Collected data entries
>> start

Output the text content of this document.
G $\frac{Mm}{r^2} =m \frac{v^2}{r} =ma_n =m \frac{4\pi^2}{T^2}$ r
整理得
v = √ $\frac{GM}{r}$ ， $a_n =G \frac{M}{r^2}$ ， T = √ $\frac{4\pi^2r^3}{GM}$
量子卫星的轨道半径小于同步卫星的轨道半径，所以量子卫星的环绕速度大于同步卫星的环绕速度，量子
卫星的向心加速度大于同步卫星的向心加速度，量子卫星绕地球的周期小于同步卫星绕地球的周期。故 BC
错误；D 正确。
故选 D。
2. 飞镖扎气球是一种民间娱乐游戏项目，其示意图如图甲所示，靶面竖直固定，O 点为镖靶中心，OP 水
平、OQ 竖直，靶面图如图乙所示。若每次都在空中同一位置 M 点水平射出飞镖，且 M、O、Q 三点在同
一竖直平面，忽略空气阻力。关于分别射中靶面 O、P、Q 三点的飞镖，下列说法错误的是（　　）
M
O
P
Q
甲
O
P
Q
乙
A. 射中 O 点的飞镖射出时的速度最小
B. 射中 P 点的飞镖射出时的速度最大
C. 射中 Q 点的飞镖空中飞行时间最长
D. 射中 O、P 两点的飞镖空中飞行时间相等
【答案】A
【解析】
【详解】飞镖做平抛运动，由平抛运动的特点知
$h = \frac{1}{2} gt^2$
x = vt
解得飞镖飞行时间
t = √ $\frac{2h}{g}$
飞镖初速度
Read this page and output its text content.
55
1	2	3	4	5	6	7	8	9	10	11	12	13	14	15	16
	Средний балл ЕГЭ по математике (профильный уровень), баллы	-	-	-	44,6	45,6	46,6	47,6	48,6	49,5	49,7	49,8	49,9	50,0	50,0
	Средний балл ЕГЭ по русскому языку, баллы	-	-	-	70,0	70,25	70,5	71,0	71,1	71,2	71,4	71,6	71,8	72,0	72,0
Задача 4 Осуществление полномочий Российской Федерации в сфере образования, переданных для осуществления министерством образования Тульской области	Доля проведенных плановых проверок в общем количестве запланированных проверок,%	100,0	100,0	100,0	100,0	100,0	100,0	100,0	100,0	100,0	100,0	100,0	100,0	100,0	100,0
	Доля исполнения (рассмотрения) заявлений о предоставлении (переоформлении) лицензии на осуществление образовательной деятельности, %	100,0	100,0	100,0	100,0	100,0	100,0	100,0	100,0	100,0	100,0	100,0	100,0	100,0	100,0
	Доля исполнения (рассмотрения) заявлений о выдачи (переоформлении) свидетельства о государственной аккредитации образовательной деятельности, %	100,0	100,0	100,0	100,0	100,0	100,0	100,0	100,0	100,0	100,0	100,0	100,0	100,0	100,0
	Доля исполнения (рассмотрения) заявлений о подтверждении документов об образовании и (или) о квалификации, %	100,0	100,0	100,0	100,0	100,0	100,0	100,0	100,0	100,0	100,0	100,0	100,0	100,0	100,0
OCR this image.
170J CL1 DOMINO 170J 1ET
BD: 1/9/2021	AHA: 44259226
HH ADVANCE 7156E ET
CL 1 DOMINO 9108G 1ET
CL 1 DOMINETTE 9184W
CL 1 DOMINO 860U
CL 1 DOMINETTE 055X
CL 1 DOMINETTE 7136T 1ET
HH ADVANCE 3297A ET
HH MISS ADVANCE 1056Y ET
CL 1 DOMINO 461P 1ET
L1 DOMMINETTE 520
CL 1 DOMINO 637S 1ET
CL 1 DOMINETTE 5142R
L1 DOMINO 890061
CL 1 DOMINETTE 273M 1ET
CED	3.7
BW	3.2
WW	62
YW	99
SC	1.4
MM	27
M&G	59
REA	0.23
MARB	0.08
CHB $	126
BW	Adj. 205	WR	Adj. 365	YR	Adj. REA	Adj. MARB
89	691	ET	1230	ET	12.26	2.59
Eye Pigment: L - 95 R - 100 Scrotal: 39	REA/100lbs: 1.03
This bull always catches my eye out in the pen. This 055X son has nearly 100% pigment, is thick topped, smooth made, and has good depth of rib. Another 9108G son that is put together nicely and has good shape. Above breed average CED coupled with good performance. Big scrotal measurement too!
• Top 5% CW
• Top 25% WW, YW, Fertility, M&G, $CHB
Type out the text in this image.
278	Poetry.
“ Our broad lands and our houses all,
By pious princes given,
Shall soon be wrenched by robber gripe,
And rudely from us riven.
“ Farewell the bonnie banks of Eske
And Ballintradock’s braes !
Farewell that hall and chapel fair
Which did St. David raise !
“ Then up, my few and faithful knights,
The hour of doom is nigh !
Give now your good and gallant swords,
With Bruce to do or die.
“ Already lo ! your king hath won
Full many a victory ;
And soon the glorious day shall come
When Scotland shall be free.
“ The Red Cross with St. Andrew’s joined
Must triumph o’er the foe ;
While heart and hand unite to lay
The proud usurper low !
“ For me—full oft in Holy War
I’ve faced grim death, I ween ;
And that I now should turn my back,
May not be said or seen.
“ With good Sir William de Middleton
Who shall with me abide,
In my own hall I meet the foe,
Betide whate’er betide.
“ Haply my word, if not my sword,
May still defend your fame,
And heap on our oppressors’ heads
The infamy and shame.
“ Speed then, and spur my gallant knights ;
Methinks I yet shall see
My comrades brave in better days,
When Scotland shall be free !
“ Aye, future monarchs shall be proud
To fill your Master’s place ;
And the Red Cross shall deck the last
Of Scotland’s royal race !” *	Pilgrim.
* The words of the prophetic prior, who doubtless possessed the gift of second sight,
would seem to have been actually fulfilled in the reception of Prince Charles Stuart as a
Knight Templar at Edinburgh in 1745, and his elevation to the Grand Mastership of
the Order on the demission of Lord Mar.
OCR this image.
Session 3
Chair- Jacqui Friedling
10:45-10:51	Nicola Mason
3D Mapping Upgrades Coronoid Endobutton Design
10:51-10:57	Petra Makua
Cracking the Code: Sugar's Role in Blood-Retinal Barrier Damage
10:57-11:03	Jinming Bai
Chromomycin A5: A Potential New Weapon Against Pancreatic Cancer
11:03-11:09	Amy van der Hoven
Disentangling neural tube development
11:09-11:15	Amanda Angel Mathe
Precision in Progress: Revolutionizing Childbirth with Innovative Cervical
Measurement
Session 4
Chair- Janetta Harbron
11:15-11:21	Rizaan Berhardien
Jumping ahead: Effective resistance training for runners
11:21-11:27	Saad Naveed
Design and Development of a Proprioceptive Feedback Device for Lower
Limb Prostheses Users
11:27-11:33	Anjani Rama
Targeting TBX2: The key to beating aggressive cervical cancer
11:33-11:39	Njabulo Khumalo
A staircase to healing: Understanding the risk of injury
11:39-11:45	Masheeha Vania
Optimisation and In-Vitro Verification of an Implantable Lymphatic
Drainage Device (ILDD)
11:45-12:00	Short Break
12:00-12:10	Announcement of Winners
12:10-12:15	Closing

>> end

YOUR INSTRUCTIONS. Provide all the records again, word for word.

RESPONSE TO THE TASK.
Output the text content of this document.
G $\frac{Mm}{r^2} =m \frac{v^2}{r} =ma_n =m \frac{4\pi^2}{T^2}$ r
整理得
v = √ $\frac{GM}{r}$ ， $a_n =G \frac{M}{r^2}$ ， T = √ $\frac{4\pi^2r^3}{GM}$
量子卫星的轨道半径小于同步卫星的轨道半径，所以量子卫星的环绕速度大于同步卫星的环绕速度，量子
卫星的向心加速度大于同步卫星的向心加速度，量子卫星绕地球的周期小于同步卫星绕地球的周期。故 BC
错误；D 正确。
故选 D。
2. 飞镖扎气球是一种民间娱乐游戏项目，其示意图如图甲所示，靶面竖直固定，O 点为镖靶中心，OP 水
平、OQ 竖直，靶面图如图乙所示。若每次都在空中同一位置 M 点水平射出飞镖，且 M、O、Q 三点在同
一竖直平面，忽略空气阻力。关于分别射中靶面 O、P、Q 三点的飞镖，下列说法错误的是（　　）
M
O
P
Q
甲
O
P
Q
乙
A. 射中 O 点的飞镖射出时的速度最小
B. 射中 P 点的飞镖射出时的速度最大
C. 射中 Q 点的飞镖空中飞行时间最长
D. 射中 O、P 两点的飞镖空中飞行时间相等
【答案】A
【解析】
【详解】飞镖做平抛运动，由平抛运动的特点知
$h = \frac{1}{2} gt^2$
x = vt
解得飞镖飞行时间
t = √ $\frac{2h}{g}$
飞镖初速度
Read this page and output its text content.
55
1	2	3	4	5	6	7	8	9	10	11	12	13	14	15	16
	Средний балл ЕГЭ по математике (профильный уровень), баллы	-	-	-	44,6	45,6	46,6	47,6	48,6	49,5	49,7	49,8	49,9	50,0	50,0
	Средний балл ЕГЭ по русскому языку, баллы	-	-	-	70,0	70,25	70,5	71,0	71,1	71,2	71,4	71,6	71,8	72,0	72,0
Задача 4 Осуществление полномочий Российской Федерации в сфере образования, переданных для осуществления министерством образования Тульской области	Доля проведенных плановых проверок в общем количестве запланированных проверок,%	100,0	100,0	100,0	100,0	100,0	100,0	100,0	100,0	100,0	100,0	100,0	100,0	100,0	100,0
	Доля исполнения (рассмотрения) заявлений о предоставлении (переоформлении) лицензии на осуществление образовательной деятельности, %	100,0	100,0	100,0	100,0	100,0	100,0	100,0	100,0	100,0	100,0	100,0	100,0	100,0	100,0
	Доля исполнения (рассмотрения) заявлений о выдачи (переоформлении) свидетельства о государственной аккредитации образовательной деятельности, %	100,0	100,0	100,0	100,0	100,0	100,0	100,0	100,0	100,0	100,0	100,0	100,0	100,0	100,0
	Доля исполнения (рассмотрения) заявлений о подтверждении документов об образовании и (или) о квалификации, %	100,0	100,0	100,0	100,0	100,0	100,0	100,0	100,0	100,0	100,0	100,0	100,0	100,0	100,0
OCR this image.
170J CL1 DOMINO 170J 1ET
BD: 1/9/2021	AHA: 44259226
HH ADVANCE 7156E ET
CL 1 DOMINO 9108G 1ET
CL 1 DOMINETTE 9184W
CL 1 DOMINO 860U
CL 1 DOMINETTE 055X
CL 1 DOMINETTE 7136T 1ET
HH ADVANCE 3297A ET
HH MISS ADVANCE 1056Y ET
CL 1 DOMINO 461P 1ET
L1 DOMMINETTE 520
CL 1 DOMINO 637S 1ET
CL 1 DOMINETTE 5142R
L1 DOMINO 890061
CL 1 DOMINETTE 273M 1ET
CED	3.7
BW	3.2
WW	62
YW	99
SC	1.4
MM	27
M&G	59
REA	0.23
MARB	0.08
CHB $	126
BW	Adj. 205	WR	Adj. 365	YR	Adj. REA	Adj. MARB
89	691	ET	1230	ET	12.26	2.59
Eye Pigment: L - 95 R - 100 Scrotal: 39	REA/100lbs: 1.03
This bull always catches my eye out in the pen. This 055X son has nearly 100% pigment, is thick topped, smooth made, and has good depth of rib. Another 9108G son that is put together nicely and has good shape. Above breed average CED coupled with good performance. Big scrotal measurement too!
• Top 5% CW
• Top 25% WW, YW, Fertility, M&G, $CHB
Type out the text in this image.
278	Poetry.
“ Our broad lands and our houses all,
By pious princes given,
Shall soon be wrenched by robber gripe,
And rudely from us riven.
“ Farewell the bonnie banks of Eske
And Ballintradock’s braes !
Farewell that hall and chapel fair
Which did St. David raise !
“ Then up, my few and faithful knights,
The hour of doom is nigh !
Give now your good and gallant swords,
With Bruce to do or die.
“ Already lo ! your king hath won
Full many a victory ;
And soon the glorious day shall come
When Scotland shall be free.
“ The Red Cross with St. Andrew’s joined
Must triumph o’er the foe ;
While heart and hand unite to lay
The proud usurper low !
“ For me—full oft in Holy War
I’ve faced grim death, I ween ;
And that I now should turn my back,
May not be said or seen.
“ With good Sir William de Middleton
Who shall with me abide,
In my own hall I meet the foe,
Betide whate’er betide.
“ Haply my word, if not my sword,
May still defend your fame,
And heap on our oppressors’ heads
The infamy and shame.
“ Speed then, and spur my gallant knights ;
Methinks I yet shall see
My comrades brave in better days,
When Scotland shall be free !
“ Aye, future monarchs shall be proud
To fill your Master’s place ;
And the Red Cross shall deck the last
Of Scotland’s royal race !” *	Pilgrim.
* The words of the prophetic prior, who doubtless possessed the gift of second sight,
would seem to have been actually fulfilled in the reception of Prince Charles Stuart as a
Knight Templar at Edinburgh in 1745, and his elevation to the Grand Mastership of
the Order on the demission of Lord Mar.
OCR this image.
Session 3
Chair- Jacqui Friedling
10:45-10:51	Nicola Mason
3D Mapping Upgrades Coronoid Endobutton Design
10:51-10:57	Petra Makua
Cracking the Code: Sugar's Role in Blood-Retinal Barrier Damage
10:57-11:03	Jinming Bai
Chromomycin A5: A Potential New Weapon Against Pancreatic Cancer
11:03-11:09	Amy van der Hoven
Disentangling neural tube development
11:09-11:15	Amanda Angel Mathe
Precision in Progress: Revolutionizing Childbirth with Innovative Cervical
Measurement
Session 4
Chair- Janetta Harbron
11:15-11:21	Rizaan Berhardien
Jumping ahead: Effective resistance training for runners
11:21-11:27	Saad Naveed
Design and Development of a Proprioceptive Feedback Device for Lower
Limb Prostheses Users
11:27-11:33	Anjani Rama
Targeting TBX2: The key to beating aggressive cervical cancer
11:33-11:39	Njabulo Khumalo
A staircase to healing: Understanding the risk of injury
11:39-11:45	Masheeha Vania
Optimisation and In-Vitro Verification of an Implantable Lymphatic
Drainage Device (ILDD)
11:45-12:00	Short Break
12:00-12:10	Announcement of Winners
12:10-12:15	Closing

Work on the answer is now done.